* START Listed records *

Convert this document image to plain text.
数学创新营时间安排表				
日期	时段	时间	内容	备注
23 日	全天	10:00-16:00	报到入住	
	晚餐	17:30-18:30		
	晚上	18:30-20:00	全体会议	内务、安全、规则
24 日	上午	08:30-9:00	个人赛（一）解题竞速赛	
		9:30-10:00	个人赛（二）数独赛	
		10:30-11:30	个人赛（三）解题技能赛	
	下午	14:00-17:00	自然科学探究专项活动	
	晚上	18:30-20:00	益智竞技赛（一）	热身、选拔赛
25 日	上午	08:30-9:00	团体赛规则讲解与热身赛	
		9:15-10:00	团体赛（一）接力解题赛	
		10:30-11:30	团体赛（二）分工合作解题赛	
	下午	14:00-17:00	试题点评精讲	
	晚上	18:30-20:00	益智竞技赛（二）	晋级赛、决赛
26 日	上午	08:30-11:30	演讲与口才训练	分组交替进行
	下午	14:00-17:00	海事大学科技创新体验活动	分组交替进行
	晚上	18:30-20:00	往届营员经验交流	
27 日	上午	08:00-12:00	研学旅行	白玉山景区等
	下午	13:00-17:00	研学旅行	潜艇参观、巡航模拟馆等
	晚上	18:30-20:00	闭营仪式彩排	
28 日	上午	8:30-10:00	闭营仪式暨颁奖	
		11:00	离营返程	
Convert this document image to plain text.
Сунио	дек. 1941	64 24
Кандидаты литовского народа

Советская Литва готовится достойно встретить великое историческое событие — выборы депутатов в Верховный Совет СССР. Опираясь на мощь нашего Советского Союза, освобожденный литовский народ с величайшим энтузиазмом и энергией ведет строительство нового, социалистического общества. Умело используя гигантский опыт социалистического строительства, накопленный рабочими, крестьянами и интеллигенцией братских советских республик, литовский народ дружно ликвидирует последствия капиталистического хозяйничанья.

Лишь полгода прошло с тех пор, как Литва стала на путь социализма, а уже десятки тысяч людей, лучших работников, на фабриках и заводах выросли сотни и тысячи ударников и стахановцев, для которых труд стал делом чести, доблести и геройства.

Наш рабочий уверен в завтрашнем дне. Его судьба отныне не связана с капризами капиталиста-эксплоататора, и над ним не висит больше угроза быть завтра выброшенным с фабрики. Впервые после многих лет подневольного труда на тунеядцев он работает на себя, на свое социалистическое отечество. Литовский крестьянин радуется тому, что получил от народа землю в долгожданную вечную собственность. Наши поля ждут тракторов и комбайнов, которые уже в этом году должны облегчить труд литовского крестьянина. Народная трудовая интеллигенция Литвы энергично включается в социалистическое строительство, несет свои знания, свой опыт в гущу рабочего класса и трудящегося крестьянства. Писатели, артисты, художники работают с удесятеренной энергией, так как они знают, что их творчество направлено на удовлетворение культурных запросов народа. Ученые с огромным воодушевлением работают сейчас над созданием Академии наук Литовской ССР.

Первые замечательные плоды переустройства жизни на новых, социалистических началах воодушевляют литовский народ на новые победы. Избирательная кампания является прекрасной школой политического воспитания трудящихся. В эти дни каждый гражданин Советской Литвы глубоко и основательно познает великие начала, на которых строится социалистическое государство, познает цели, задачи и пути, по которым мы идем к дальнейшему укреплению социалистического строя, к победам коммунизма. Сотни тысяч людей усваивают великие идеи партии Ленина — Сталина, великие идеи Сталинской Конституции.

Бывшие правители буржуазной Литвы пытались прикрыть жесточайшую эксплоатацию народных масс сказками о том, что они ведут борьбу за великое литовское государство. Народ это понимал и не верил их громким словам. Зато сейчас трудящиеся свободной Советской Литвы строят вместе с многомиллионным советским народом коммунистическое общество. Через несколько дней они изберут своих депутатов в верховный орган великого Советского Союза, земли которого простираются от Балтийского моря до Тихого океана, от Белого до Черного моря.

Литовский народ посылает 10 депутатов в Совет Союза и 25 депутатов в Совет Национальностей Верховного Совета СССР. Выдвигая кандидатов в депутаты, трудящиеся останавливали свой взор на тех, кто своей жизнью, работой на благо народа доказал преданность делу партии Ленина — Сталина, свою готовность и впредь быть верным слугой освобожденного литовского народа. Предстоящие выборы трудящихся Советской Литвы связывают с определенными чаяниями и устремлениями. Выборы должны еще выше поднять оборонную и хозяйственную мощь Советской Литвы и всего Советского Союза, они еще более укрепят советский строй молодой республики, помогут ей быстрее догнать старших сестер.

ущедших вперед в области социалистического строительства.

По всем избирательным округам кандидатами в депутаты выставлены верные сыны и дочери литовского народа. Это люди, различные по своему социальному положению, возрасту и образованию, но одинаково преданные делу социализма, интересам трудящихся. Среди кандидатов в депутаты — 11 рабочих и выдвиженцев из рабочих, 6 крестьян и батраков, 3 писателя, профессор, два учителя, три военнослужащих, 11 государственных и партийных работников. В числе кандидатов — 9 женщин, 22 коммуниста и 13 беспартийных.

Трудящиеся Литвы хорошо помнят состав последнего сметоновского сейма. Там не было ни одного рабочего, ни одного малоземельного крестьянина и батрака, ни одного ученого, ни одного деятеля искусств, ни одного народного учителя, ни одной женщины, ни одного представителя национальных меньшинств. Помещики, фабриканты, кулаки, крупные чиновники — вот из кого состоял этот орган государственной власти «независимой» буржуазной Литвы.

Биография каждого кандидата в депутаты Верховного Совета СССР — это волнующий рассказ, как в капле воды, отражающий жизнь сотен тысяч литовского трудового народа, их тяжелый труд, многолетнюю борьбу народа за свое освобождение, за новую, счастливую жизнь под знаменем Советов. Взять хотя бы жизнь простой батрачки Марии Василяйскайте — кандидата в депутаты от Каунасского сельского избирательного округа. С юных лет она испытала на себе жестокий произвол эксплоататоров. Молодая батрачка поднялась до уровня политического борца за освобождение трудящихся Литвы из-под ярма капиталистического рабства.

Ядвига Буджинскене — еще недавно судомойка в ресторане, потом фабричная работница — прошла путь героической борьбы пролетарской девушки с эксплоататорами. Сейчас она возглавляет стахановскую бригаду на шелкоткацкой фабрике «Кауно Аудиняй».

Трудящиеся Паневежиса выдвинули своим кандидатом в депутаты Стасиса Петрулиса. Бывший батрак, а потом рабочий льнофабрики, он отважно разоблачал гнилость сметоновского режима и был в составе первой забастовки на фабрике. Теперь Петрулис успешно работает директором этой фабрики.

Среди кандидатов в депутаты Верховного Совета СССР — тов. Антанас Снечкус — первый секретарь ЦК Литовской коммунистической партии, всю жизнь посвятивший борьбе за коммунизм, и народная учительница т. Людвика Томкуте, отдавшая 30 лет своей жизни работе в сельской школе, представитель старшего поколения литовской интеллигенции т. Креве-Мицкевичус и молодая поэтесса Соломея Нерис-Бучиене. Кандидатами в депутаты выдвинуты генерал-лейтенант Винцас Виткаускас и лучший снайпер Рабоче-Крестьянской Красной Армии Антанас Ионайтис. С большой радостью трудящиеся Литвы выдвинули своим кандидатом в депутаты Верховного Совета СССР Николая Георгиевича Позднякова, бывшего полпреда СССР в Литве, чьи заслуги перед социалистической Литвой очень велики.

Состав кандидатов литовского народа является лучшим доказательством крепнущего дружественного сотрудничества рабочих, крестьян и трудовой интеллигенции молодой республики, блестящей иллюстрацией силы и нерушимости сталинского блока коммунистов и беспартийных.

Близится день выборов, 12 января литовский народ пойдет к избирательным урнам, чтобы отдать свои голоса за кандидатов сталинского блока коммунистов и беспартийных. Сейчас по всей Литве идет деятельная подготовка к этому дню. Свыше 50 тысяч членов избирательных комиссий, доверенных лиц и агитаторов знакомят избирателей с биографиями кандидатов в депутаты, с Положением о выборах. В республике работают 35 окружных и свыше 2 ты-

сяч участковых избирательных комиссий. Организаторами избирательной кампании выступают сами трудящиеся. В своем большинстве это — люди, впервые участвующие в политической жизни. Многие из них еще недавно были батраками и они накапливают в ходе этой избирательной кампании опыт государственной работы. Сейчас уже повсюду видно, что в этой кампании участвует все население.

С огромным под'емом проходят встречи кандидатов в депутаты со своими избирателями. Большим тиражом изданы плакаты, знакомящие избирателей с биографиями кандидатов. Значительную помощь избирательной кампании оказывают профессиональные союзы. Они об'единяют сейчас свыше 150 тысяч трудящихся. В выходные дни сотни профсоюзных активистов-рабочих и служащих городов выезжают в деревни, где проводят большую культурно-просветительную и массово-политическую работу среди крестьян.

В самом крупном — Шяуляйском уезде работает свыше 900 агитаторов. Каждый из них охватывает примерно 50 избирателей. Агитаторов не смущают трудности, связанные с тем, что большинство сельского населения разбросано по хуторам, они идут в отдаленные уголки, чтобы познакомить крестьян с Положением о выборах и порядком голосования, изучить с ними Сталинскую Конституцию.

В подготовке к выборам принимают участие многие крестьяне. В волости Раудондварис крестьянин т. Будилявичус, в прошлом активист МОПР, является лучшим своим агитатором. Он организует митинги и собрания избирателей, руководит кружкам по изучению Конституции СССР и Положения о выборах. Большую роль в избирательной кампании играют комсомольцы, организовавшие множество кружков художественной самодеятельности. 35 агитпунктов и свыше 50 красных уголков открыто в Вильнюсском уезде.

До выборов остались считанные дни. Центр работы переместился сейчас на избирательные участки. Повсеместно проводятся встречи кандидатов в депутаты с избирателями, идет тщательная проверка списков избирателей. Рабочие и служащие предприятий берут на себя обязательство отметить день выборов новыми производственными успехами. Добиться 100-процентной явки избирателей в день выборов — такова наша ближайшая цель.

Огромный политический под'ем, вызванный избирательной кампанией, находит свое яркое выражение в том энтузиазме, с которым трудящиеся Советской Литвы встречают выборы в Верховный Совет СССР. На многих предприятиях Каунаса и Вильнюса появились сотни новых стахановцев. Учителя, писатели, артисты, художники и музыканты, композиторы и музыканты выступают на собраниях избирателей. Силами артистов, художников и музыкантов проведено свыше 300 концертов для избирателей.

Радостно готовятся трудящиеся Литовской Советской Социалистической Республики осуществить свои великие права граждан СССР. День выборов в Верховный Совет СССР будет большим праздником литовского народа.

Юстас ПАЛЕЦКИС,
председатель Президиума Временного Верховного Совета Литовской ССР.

* END Listed records *

• **Your goal**
Give the number of lines that hold the word "путь" in these records, with nothing added.

• **Answer in full**
2